* [Aim]:
Filter for the word "from" and keep each matching line.

* [Records to process]:
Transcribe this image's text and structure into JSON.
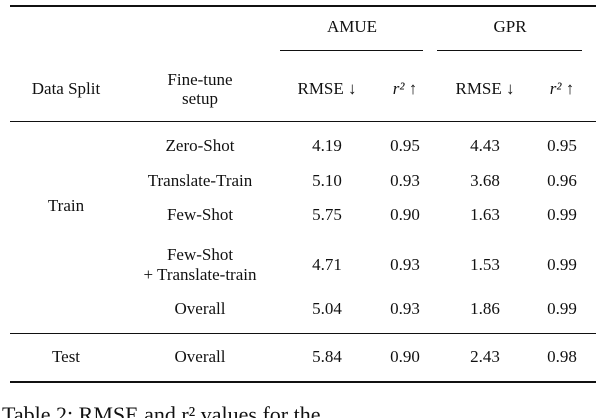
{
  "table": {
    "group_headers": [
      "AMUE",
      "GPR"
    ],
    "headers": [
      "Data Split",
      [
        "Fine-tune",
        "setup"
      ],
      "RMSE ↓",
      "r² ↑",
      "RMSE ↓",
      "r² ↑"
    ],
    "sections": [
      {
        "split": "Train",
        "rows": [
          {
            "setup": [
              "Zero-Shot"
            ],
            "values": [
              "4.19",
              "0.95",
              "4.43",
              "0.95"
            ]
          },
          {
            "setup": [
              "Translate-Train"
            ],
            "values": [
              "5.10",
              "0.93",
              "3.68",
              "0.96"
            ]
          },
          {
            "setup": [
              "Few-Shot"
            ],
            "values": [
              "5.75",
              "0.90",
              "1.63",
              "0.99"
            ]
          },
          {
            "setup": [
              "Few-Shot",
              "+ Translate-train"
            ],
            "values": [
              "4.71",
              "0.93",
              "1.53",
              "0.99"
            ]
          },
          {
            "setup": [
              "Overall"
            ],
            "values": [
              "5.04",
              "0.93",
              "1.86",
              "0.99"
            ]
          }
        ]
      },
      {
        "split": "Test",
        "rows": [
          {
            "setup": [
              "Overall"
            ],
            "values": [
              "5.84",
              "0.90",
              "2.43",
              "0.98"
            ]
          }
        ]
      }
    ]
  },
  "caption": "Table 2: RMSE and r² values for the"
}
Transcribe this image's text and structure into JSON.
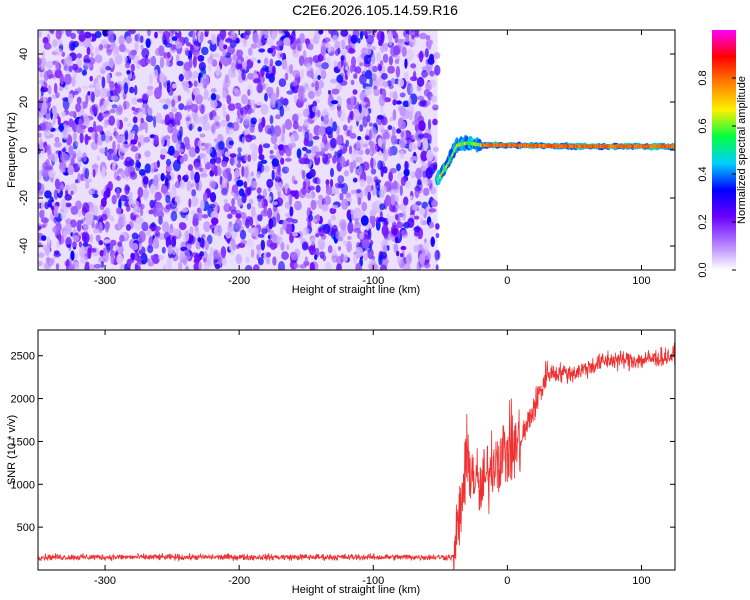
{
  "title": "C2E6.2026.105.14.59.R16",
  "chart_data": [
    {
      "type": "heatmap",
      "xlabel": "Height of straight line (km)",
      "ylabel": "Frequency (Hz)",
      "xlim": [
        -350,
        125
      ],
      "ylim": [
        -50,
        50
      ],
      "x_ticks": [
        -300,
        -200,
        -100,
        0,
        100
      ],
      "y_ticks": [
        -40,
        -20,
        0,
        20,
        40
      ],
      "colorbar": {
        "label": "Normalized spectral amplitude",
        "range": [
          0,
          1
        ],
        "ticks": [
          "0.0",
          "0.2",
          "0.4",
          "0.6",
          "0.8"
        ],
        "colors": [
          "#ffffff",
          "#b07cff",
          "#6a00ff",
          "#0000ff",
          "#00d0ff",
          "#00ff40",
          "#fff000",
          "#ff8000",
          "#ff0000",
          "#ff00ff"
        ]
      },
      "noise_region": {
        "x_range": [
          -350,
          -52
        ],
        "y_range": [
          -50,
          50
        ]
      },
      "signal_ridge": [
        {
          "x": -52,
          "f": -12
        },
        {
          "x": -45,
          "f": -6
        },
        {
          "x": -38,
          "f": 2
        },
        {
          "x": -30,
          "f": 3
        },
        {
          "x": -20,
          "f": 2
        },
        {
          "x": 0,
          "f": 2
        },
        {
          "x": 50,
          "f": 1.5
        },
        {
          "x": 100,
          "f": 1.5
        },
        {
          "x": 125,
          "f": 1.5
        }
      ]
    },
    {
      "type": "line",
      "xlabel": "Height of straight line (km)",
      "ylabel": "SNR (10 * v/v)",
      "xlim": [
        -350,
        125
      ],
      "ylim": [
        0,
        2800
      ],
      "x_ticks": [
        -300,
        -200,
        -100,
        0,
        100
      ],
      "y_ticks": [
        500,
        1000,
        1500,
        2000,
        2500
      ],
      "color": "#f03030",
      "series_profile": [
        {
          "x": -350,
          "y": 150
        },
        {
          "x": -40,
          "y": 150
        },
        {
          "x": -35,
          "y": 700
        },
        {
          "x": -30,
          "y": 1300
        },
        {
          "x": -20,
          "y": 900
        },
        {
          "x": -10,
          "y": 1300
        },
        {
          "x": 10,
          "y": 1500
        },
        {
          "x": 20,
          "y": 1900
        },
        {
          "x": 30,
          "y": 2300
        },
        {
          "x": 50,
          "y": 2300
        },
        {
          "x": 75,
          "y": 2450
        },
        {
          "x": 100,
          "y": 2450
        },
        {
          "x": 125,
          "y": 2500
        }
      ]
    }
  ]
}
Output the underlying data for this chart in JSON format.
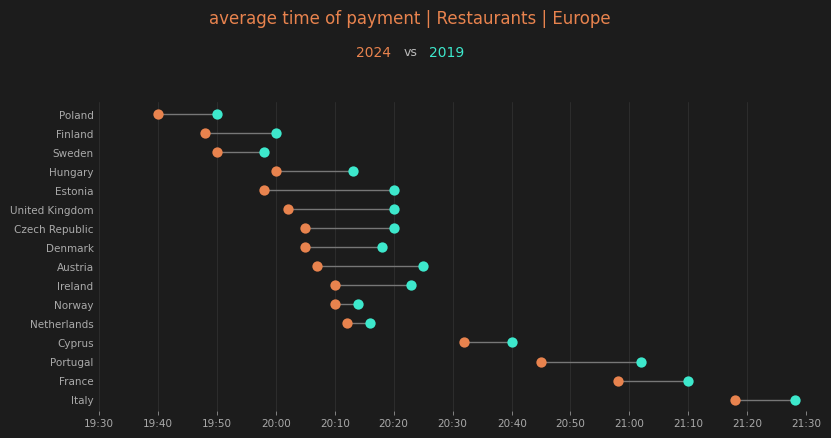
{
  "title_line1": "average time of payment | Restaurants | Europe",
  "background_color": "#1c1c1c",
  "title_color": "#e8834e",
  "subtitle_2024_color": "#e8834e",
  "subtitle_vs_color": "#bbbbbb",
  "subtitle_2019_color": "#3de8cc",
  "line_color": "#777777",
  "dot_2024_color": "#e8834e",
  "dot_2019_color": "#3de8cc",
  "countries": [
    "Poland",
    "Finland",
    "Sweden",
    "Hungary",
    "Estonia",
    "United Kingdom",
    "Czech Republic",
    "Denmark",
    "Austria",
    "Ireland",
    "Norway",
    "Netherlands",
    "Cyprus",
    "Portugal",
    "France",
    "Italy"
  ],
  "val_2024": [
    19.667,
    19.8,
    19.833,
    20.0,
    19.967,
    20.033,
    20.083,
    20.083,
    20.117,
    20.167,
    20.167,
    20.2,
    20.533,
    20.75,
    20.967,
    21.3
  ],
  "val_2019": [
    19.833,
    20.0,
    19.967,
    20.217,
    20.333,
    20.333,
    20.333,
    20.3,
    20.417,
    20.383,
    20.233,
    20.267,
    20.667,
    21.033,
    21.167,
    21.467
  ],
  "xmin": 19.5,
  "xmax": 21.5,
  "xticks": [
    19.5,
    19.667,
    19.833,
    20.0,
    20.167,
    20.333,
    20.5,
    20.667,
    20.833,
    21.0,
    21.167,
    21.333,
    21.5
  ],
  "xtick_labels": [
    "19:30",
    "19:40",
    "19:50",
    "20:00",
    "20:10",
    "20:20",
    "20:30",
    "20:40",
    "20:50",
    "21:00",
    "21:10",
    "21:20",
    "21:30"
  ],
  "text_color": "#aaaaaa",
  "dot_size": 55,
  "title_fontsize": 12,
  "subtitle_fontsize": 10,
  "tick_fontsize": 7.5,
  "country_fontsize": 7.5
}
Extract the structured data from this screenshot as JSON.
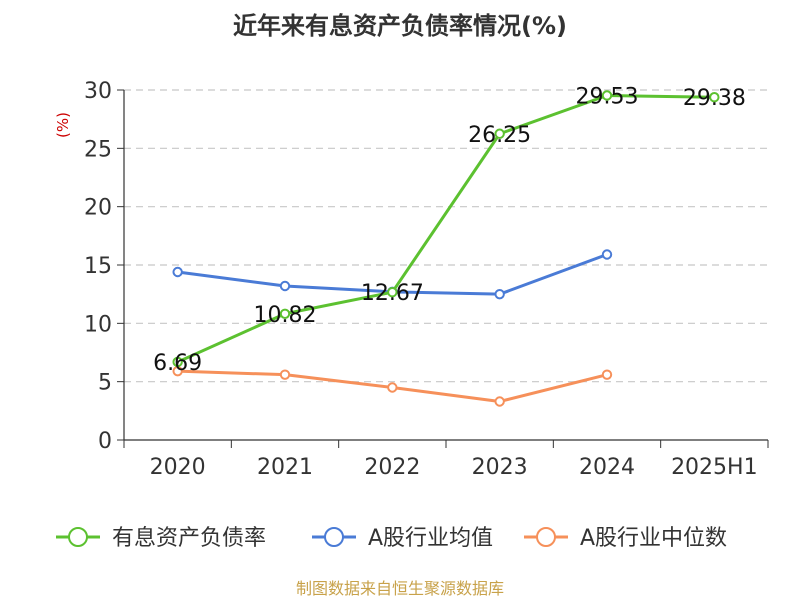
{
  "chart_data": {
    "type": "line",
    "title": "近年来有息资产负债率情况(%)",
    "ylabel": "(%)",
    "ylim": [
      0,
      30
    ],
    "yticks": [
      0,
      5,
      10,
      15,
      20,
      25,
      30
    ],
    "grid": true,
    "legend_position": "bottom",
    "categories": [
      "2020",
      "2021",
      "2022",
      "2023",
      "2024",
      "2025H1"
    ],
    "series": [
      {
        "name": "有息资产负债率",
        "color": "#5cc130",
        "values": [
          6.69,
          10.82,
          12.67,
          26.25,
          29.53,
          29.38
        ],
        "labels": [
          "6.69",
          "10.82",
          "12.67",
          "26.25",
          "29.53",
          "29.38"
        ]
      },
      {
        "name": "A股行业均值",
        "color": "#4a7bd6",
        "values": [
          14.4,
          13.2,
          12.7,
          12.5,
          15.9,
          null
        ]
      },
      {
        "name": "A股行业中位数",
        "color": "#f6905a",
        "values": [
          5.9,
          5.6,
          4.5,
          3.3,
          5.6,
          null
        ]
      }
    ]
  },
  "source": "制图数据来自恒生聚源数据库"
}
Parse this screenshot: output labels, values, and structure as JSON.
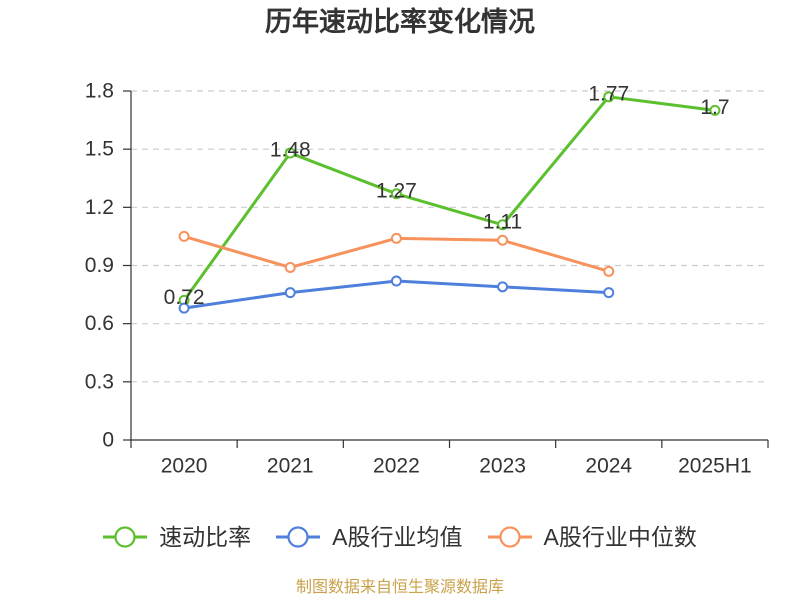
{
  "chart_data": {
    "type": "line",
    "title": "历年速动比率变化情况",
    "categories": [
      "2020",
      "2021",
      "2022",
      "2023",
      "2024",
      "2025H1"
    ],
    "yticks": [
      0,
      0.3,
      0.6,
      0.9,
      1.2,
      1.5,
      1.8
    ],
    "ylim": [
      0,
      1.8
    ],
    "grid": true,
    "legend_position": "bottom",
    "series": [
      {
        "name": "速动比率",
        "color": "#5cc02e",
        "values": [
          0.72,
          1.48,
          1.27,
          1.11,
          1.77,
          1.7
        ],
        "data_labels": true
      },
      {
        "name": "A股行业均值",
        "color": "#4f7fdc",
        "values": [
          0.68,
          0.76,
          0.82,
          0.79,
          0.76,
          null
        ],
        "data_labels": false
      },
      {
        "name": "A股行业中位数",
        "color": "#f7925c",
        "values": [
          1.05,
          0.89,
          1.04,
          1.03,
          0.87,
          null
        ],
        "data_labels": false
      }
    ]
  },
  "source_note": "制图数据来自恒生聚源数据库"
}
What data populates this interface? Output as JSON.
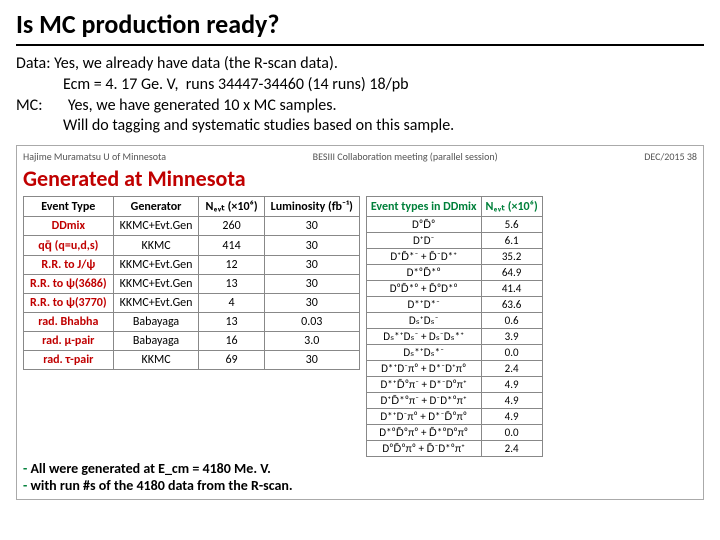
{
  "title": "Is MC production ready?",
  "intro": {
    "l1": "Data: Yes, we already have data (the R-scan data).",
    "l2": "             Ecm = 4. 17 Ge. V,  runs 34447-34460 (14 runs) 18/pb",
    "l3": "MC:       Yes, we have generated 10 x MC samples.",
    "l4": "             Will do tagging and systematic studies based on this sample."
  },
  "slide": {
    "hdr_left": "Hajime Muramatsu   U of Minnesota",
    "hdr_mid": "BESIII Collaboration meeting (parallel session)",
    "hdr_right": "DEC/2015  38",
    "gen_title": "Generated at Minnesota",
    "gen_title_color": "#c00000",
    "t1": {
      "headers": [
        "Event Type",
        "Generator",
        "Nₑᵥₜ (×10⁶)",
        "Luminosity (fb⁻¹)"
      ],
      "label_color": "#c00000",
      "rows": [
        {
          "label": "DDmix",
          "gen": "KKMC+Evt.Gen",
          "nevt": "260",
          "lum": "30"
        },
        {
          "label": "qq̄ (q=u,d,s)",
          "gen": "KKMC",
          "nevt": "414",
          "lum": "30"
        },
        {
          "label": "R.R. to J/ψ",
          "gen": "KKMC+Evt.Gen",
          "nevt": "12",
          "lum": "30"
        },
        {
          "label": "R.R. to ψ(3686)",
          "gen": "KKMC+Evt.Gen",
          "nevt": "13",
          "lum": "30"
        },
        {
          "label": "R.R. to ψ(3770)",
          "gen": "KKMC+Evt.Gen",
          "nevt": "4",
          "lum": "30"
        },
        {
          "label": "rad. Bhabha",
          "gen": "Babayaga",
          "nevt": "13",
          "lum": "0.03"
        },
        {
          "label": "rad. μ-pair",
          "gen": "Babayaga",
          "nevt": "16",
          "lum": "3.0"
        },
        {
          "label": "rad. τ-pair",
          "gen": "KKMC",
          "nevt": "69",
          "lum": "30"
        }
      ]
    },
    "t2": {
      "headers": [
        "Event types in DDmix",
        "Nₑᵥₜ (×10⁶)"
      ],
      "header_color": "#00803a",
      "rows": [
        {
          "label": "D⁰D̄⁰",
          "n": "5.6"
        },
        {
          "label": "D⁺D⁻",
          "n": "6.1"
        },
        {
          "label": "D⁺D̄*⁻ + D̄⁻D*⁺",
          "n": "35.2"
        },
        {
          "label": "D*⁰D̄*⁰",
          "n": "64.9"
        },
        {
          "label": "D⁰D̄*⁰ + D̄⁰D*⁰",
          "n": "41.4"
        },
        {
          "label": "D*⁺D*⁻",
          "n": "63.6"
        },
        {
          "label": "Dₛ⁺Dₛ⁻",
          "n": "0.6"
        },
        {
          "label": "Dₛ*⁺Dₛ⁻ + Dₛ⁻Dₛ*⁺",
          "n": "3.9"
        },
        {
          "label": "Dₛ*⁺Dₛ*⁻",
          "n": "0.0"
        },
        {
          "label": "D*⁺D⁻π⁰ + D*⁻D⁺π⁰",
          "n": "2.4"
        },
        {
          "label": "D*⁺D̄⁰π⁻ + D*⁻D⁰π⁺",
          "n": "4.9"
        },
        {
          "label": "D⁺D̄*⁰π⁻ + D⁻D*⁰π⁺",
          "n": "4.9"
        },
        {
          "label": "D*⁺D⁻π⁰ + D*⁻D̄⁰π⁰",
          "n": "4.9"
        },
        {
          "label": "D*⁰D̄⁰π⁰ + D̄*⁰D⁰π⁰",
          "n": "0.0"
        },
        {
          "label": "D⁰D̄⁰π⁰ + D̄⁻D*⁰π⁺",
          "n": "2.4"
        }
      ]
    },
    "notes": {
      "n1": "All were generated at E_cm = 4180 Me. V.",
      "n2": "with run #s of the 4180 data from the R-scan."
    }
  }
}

* [Output for this task]:
Extract the structured data from this screenshot as JSON.
      "n2": "with run #s of the 4180 data from the R-scan."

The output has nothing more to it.